◆ **WHAT TO WORK ON**: Go through the records and extract every line with the word "true".

◆ **MATERIAL**:
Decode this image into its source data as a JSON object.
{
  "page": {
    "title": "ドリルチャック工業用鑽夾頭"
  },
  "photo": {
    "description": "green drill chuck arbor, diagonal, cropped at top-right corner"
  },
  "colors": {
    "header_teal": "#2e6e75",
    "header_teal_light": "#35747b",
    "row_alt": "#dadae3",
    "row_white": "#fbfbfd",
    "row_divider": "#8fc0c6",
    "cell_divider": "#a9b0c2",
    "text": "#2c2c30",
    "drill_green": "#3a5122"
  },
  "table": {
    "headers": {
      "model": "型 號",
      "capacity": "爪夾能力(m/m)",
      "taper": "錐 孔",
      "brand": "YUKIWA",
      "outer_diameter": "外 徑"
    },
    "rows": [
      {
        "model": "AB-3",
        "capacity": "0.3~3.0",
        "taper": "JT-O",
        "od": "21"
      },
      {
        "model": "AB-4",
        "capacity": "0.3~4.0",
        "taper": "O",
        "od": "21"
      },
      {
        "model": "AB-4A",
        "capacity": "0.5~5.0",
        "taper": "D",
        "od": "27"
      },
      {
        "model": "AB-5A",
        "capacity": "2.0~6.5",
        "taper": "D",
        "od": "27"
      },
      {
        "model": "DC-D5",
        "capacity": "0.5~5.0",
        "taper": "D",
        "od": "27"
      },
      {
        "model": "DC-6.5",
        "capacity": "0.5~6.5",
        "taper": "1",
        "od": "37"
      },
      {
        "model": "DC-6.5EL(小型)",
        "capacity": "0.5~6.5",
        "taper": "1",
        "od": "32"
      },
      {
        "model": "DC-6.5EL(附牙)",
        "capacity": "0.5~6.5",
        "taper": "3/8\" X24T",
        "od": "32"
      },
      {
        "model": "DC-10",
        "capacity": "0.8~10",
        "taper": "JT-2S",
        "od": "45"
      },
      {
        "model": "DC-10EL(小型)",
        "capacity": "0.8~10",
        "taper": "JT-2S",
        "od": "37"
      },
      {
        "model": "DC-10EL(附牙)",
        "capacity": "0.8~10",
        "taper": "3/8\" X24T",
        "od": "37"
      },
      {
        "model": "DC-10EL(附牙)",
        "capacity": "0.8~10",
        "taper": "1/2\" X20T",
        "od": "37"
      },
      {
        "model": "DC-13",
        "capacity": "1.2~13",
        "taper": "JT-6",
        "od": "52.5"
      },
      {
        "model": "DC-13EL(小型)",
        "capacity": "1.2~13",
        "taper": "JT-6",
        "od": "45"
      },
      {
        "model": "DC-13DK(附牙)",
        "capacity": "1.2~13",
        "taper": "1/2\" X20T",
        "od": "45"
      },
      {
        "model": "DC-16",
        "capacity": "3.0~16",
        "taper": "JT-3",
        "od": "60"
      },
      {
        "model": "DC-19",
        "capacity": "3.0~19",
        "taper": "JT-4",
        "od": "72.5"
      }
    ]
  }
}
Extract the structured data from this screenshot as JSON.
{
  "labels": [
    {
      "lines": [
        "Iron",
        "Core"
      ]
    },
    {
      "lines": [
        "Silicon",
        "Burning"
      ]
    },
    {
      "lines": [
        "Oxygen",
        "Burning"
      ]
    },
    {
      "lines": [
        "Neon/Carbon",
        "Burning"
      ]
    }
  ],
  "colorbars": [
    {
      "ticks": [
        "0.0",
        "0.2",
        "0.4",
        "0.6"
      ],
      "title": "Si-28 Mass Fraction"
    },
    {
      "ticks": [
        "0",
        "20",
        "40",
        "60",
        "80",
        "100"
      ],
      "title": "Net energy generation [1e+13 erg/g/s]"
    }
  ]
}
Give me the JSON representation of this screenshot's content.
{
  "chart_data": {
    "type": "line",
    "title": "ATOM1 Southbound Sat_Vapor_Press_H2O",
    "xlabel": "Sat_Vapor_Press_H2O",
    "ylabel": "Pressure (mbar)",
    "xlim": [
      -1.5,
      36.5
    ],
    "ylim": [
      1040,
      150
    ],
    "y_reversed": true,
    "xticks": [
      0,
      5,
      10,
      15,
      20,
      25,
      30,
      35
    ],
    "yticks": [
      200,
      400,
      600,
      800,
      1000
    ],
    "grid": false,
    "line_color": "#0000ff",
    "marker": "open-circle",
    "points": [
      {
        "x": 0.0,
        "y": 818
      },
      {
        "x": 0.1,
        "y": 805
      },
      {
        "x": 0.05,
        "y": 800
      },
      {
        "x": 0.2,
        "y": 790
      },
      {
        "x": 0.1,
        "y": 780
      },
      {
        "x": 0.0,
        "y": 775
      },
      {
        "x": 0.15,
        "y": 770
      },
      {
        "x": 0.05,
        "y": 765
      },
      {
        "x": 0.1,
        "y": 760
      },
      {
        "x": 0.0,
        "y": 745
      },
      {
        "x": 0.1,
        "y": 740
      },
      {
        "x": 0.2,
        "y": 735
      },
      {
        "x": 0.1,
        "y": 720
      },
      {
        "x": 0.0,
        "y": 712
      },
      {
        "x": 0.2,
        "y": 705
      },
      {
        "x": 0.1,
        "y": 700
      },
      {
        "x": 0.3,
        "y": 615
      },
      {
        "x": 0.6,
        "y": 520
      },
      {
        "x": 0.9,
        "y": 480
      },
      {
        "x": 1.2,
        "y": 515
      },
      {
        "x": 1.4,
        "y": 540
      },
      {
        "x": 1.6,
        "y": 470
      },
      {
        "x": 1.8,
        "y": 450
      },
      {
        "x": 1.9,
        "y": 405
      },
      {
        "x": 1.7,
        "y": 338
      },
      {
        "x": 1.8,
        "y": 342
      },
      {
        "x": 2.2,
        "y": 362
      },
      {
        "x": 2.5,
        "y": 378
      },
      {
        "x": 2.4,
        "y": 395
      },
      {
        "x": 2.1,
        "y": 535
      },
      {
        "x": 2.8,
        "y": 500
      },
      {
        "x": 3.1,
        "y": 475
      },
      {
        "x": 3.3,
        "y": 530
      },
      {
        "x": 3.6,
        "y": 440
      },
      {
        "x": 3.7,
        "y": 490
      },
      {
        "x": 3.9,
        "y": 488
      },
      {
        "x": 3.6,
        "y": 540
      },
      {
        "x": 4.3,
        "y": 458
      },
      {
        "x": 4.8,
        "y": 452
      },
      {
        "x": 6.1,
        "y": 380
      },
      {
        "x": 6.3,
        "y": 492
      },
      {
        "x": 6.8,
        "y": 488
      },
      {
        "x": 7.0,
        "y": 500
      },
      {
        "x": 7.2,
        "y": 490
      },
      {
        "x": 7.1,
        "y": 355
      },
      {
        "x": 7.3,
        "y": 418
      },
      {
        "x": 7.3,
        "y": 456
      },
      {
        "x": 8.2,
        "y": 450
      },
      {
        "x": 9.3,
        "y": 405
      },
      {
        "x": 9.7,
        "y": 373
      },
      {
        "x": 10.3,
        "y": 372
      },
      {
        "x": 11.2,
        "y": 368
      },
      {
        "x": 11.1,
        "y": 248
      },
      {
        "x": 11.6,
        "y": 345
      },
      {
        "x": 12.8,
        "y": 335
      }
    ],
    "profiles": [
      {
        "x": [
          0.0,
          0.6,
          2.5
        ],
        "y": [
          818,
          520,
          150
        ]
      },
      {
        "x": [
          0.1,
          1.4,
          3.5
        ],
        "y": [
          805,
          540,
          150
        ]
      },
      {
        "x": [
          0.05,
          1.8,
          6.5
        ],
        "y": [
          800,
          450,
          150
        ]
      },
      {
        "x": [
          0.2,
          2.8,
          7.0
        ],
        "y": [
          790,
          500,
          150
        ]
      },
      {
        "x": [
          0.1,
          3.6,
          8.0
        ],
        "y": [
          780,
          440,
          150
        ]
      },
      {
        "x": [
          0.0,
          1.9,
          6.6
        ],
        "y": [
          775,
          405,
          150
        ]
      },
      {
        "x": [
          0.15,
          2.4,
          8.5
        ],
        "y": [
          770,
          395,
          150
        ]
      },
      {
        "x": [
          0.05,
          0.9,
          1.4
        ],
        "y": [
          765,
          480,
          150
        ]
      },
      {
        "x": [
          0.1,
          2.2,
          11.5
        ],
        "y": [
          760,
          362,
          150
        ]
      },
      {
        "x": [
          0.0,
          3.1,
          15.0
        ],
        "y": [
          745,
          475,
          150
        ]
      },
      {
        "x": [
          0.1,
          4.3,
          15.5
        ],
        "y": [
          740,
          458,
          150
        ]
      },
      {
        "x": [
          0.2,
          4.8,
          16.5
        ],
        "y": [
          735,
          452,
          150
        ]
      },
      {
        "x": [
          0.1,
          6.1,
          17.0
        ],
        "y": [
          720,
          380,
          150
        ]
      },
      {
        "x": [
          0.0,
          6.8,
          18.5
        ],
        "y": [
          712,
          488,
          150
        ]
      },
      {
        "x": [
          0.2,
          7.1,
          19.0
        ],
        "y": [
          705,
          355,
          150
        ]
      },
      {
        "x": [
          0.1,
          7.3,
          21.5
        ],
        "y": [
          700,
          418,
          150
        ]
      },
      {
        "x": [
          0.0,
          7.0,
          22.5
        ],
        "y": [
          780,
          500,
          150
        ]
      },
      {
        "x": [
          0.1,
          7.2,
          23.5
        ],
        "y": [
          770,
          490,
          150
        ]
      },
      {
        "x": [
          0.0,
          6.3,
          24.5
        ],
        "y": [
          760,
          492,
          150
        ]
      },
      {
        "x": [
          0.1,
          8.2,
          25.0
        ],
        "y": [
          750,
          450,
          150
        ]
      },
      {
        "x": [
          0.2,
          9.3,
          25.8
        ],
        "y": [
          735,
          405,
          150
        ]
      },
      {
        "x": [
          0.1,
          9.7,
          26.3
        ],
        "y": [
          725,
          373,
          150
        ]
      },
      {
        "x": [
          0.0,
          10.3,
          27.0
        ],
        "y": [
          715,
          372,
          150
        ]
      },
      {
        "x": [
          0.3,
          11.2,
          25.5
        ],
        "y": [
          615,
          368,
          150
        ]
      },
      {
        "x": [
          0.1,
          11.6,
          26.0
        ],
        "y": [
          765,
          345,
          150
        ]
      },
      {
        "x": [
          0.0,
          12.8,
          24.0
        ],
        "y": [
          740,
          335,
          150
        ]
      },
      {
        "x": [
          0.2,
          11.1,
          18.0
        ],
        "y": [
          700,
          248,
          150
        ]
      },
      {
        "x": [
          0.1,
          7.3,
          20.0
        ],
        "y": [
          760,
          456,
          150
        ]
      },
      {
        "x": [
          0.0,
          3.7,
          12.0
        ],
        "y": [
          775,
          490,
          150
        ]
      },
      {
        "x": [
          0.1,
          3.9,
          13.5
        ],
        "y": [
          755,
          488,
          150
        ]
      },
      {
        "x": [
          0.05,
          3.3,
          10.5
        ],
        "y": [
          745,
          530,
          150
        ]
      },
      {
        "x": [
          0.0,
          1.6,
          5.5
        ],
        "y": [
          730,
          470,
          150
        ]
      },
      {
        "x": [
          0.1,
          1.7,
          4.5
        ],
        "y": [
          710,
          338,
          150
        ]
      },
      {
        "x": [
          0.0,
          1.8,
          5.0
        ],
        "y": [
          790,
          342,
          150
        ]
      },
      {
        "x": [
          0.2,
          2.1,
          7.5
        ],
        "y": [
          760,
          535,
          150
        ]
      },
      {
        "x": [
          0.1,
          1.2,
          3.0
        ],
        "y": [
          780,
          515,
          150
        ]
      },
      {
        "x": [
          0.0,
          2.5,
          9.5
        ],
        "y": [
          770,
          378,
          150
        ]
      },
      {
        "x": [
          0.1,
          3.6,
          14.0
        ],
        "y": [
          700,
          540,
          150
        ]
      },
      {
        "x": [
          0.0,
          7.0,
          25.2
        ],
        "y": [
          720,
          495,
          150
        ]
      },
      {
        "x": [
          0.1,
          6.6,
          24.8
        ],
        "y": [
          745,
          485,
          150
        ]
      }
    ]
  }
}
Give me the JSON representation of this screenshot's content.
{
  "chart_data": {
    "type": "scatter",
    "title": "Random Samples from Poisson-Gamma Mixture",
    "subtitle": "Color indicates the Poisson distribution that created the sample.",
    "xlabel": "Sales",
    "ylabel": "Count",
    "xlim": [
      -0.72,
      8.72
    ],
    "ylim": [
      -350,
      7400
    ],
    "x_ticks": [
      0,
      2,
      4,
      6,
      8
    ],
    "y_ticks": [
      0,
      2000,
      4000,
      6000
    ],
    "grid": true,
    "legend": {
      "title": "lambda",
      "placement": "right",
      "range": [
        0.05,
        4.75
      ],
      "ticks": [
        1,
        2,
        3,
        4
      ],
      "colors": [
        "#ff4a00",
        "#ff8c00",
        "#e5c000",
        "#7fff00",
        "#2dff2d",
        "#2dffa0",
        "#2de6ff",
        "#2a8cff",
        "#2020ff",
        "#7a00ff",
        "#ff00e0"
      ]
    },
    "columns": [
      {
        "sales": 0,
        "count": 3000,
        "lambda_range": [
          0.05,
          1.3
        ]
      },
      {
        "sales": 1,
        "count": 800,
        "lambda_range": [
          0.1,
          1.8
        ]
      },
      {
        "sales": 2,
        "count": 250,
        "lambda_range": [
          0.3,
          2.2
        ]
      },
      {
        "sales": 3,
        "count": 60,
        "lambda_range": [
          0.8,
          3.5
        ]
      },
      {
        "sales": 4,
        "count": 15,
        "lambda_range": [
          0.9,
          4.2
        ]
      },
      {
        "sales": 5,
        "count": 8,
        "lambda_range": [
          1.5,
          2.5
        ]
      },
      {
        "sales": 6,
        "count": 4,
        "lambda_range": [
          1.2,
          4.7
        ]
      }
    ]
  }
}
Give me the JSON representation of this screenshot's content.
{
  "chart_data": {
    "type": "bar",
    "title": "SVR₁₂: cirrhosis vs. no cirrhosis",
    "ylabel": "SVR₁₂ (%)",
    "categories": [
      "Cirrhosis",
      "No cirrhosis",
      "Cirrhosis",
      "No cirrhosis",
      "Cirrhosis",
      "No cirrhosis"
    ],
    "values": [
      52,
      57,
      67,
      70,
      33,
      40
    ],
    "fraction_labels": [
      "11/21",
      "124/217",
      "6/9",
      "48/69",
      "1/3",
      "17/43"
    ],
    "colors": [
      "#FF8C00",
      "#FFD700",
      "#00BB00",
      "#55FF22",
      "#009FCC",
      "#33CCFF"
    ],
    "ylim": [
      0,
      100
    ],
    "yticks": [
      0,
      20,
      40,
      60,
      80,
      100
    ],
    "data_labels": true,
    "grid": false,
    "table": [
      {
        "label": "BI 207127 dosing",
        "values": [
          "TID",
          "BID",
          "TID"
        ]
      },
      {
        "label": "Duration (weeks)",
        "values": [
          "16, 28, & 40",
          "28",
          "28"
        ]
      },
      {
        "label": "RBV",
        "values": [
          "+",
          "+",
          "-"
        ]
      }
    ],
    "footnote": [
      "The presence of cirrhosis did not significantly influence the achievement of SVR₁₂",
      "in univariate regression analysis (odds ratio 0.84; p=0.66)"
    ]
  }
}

◆ **FINAL RESULT**:
    "y_reversed": true,
    "grid": true,
    "data_labels": true,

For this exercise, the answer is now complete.